*What you should do:*
Quote the data below in full, minus the images.

════════

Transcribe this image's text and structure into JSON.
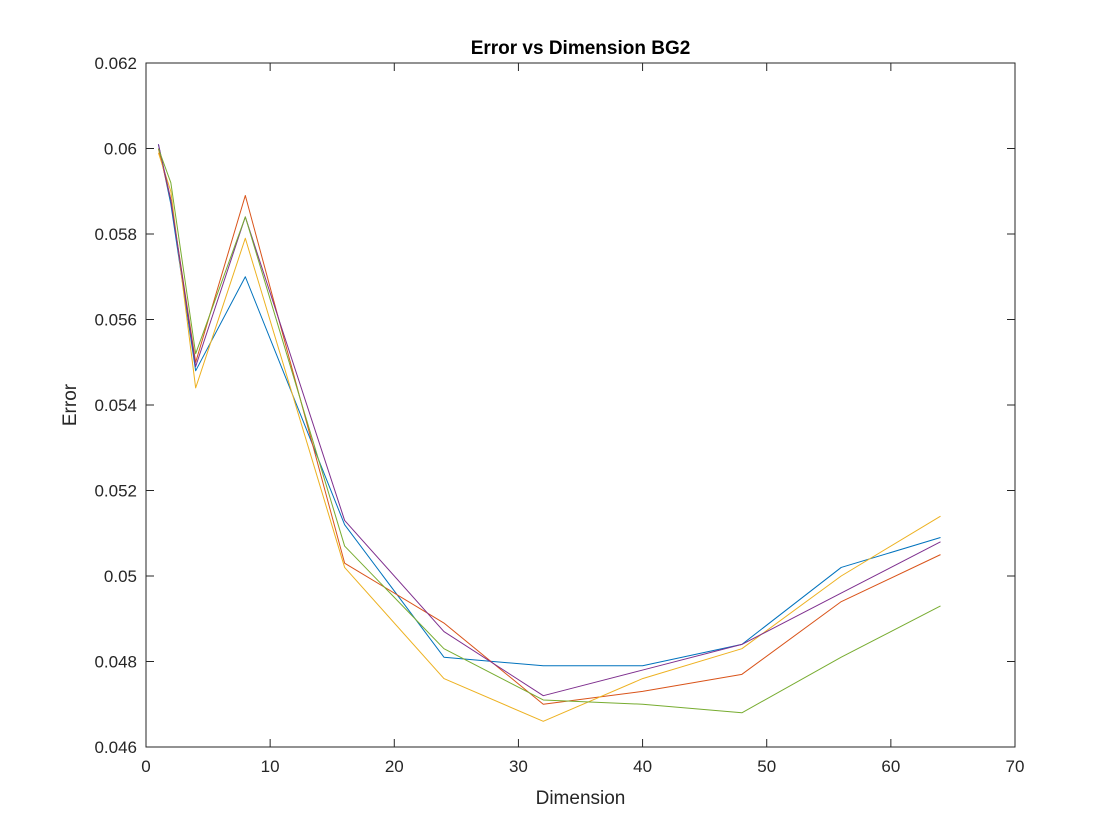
{
  "chart_data": {
    "type": "line",
    "title": "Error vs Dimension BG2",
    "xlabel": "Dimension",
    "ylabel": "Error",
    "xlim": [
      0,
      70
    ],
    "ylim": [
      0.046,
      0.062
    ],
    "xticks": [
      0,
      10,
      20,
      30,
      40,
      50,
      60,
      70
    ],
    "xtick_labels": [
      "0",
      "10",
      "20",
      "30",
      "40",
      "50",
      "60",
      "70"
    ],
    "yticks": [
      0.046,
      0.048,
      0.05,
      0.052,
      0.054,
      0.056,
      0.058,
      0.06,
      0.062
    ],
    "ytick_labels": [
      "0.046",
      "0.048",
      "0.05",
      "0.052",
      "0.054",
      "0.056",
      "0.058",
      "0.06",
      "0.062"
    ],
    "grid": false,
    "x": [
      1,
      2,
      4,
      8,
      16,
      24,
      32,
      40,
      48,
      56,
      64
    ],
    "series": [
      {
        "name": "Series 1",
        "color": "#0072BD",
        "values": [
          0.0601,
          0.0587,
          0.0548,
          0.057,
          0.0512,
          0.0481,
          0.0479,
          0.0479,
          0.0484,
          0.0502,
          0.0509
        ]
      },
      {
        "name": "Series 2",
        "color": "#D95319",
        "values": [
          0.06,
          0.0588,
          0.055,
          0.0589,
          0.0503,
          0.0489,
          0.047,
          0.0473,
          0.0477,
          0.0494,
          0.0505
        ]
      },
      {
        "name": "Series 3",
        "color": "#EDB120",
        "values": [
          0.0599,
          0.059,
          0.0544,
          0.0579,
          0.0502,
          0.0476,
          0.0466,
          0.0476,
          0.0483,
          0.05,
          0.0514
        ]
      },
      {
        "name": "Series 4",
        "color": "#7E2F8E",
        "values": [
          0.0601,
          0.0588,
          0.0549,
          0.0584,
          0.0513,
          0.0487,
          0.0472,
          0.0478,
          0.0484,
          0.0496,
          0.0508
        ]
      },
      {
        "name": "Series 5",
        "color": "#77AC30",
        "values": [
          0.06,
          0.0592,
          0.0552,
          0.0584,
          0.0507,
          0.0483,
          0.0471,
          0.047,
          0.0468,
          0.0481,
          0.0493
        ]
      }
    ]
  }
}
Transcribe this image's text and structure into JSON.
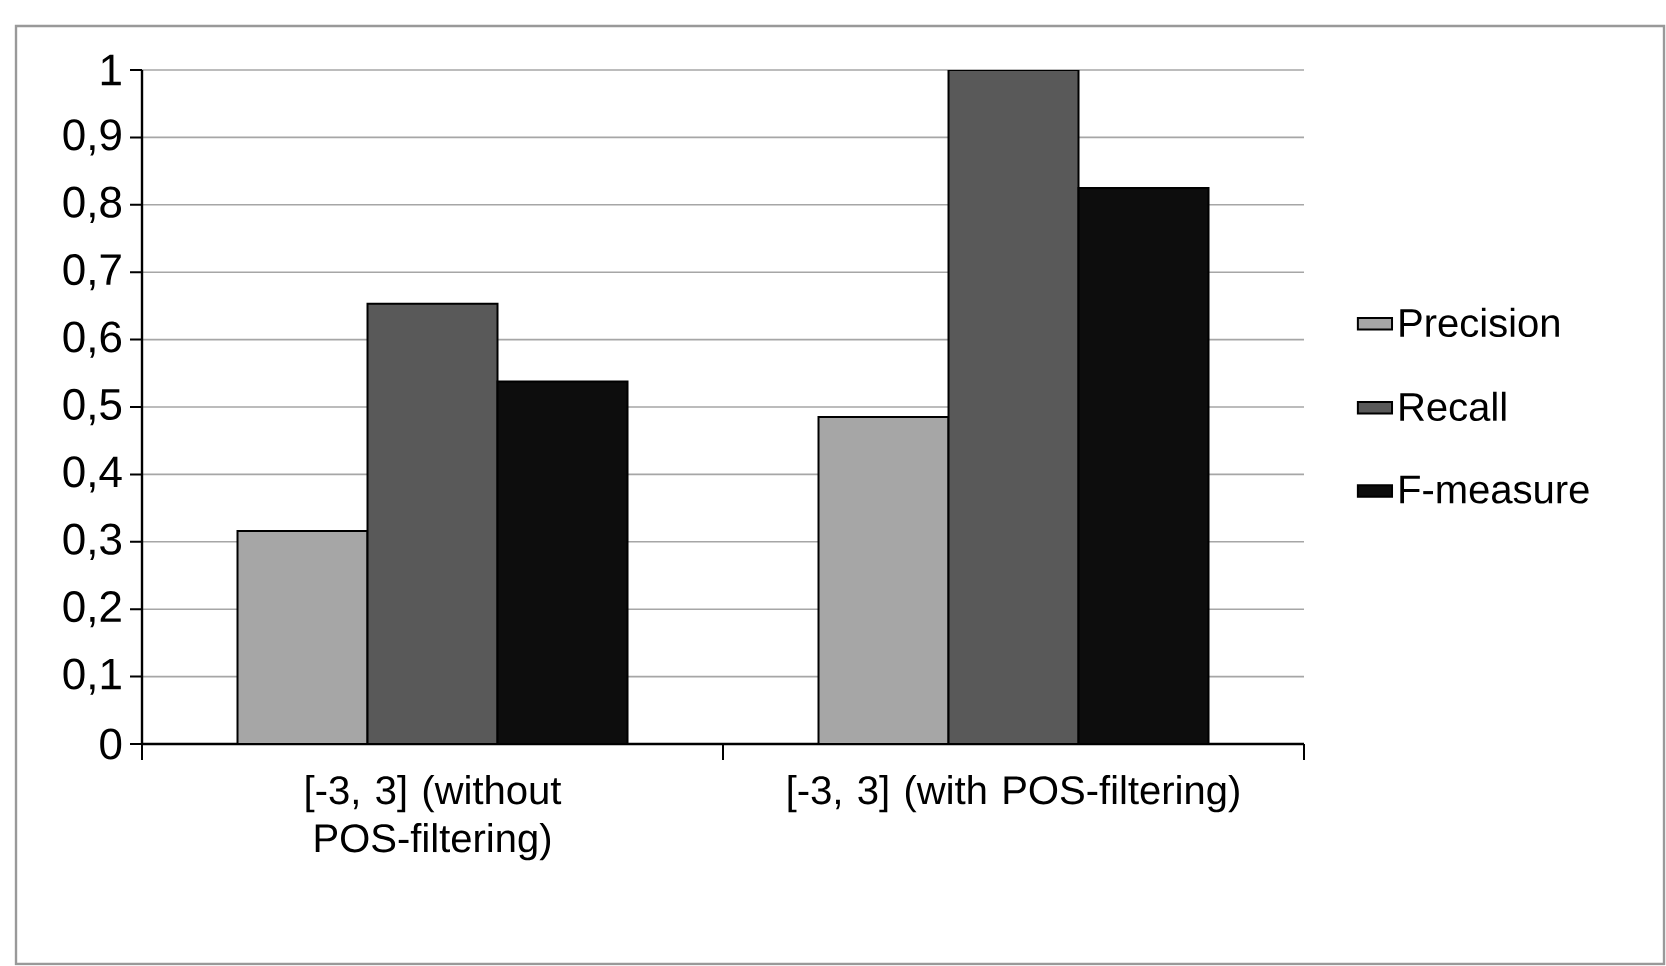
{
  "chart_data": {
    "type": "bar",
    "categories": [
      "[-3, 3] (without POS-filtering)",
      "[-3, 3] (with POS-filtering)"
    ],
    "series": [
      {
        "name": "Precision",
        "color": "#a6a6a6",
        "values": [
          0.316,
          0.485
        ]
      },
      {
        "name": "Recall",
        "color": "#595959",
        "values": [
          0.653,
          1.0
        ]
      },
      {
        "name": "F-measure",
        "color": "#0d0d0d",
        "values": [
          0.538,
          0.825
        ]
      }
    ],
    "ylim": [
      0,
      1
    ],
    "yticks": [
      0,
      {
        "value": 0.1,
        "label": "0,1"
      },
      {
        "value": 0.2,
        "label": "0,2"
      },
      {
        "value": 0.3,
        "label": "0,3"
      },
      {
        "value": 0.4,
        "label": "0,4"
      },
      {
        "value": 0.5,
        "label": "0,5"
      },
      {
        "value": 0.6,
        "label": "0,6"
      },
      {
        "value": 0.7,
        "label": "0,7"
      },
      {
        "value": 0.8,
        "label": "0,8"
      },
      {
        "value": 0.9,
        "label": "0,9"
      },
      1
    ],
    "grid": "y",
    "legend": "right"
  }
}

════════

*Result of the task:*
Transcribe this image's text and structure into JSON.
{
  "chart_data": {
    "type": "line",
    "title": "Error vs Dimension BG2",
    "xlabel": "Dimension",
    "ylabel": "Error",
    "xlim": [
      0,
      70
    ],
    "ylim": [
      0.046,
      0.062
    ],
    "xticks": [
      0,
      10,
      20,
      30,
      40,
      50,
      60,
      70
    ],
    "xtick_labels": [
      "0",
      "10",
      "20",
      "30",
      "40",
      "50",
      "60",
      "70"
    ],
    "yticks": [
      0.046,
      0.048,
      0.05,
      0.052,
      0.054,
      0.056,
      0.058,
      0.06,
      0.062
    ],
    "ytick_labels": [
      "0.046",
      "0.048",
      "0.05",
      "0.052",
      "0.054",
      "0.056",
      "0.058",
      "0.06",
      "0.062"
    ],
    "grid": false,
    "x": [
      1,
      2,
      4,
      8,
      16,
      24,
      32,
      40,
      48,
      56,
      64
    ],
    "series": [
      {
        "name": "Series 1",
        "color": "#0072BD",
        "values": [
          0.0601,
          0.0587,
          0.0548,
          0.057,
          0.0512,
          0.0481,
          0.0479,
          0.0479,
          0.0484,
          0.0502,
          0.0509
        ]
      },
      {
        "name": "Series 2",
        "color": "#D95319",
        "values": [
          0.06,
          0.0588,
          0.055,
          0.0589,
          0.0503,
          0.0489,
          0.047,
          0.0473,
          0.0477,
          0.0494,
          0.0505
        ]
      },
      {
        "name": "Series 3",
        "color": "#EDB120",
        "values": [
          0.0599,
          0.059,
          0.0544,
          0.0579,
          0.0502,
          0.0476,
          0.0466,
          0.0476,
          0.0483,
          0.05,
          0.0514
        ]
      },
      {
        "name": "Series 4",
        "color": "#7E2F8E",
        "values": [
          0.0601,
          0.0588,
          0.0549,
          0.0584,
          0.0513,
          0.0487,
          0.0472,
          0.0478,
          0.0484,
          0.0496,
          0.0508
        ]
      },
      {
        "name": "Series 5",
        "color": "#77AC30",
        "values": [
          0.06,
          0.0592,
          0.0552,
          0.0584,
          0.0507,
          0.0483,
          0.0471,
          0.047,
          0.0468,
          0.0481,
          0.0493
        ]
      }
    ]
  }
}
Transcribe this image's text and structure into JSON.
{
  "chart_data": {
    "type": "bar",
    "categories": [
      "[-3, 3] (without POS-filtering)",
      "[-3, 3] (with POS-filtering)"
    ],
    "series": [
      {
        "name": "Precision",
        "color": "#a6a6a6",
        "values": [
          0.316,
          0.485
        ]
      },
      {
        "name": "Recall",
        "color": "#595959",
        "values": [
          0.653,
          1.0
        ]
      },
      {
        "name": "F-measure",
        "color": "#0d0d0d",
        "values": [
          0.538,
          0.825
        ]
      }
    ],
    "ylim": [
      0,
      1
    ],
    "yticks": [
      0,
      {
        "value": 0.1,
        "label": "0,1"
      },
      {
        "value": 0.2,
        "label": "0,2"
      },
      {
        "value": 0.3,
        "label": "0,3"
      },
      {
        "value": 0.4,
        "label": "0,4"
      },
      {
        "value": 0.5,
        "label": "0,5"
      },
      {
        "value": 0.6,
        "label": "0,6"
      },
      {
        "value": 0.7,
        "label": "0,7"
      },
      {
        "value": 0.8,
        "label": "0,8"
      },
      {
        "value": 0.9,
        "label": "0,9"
      },
      1
    ],
    "grid": "y",
    "legend": "right"
  }
}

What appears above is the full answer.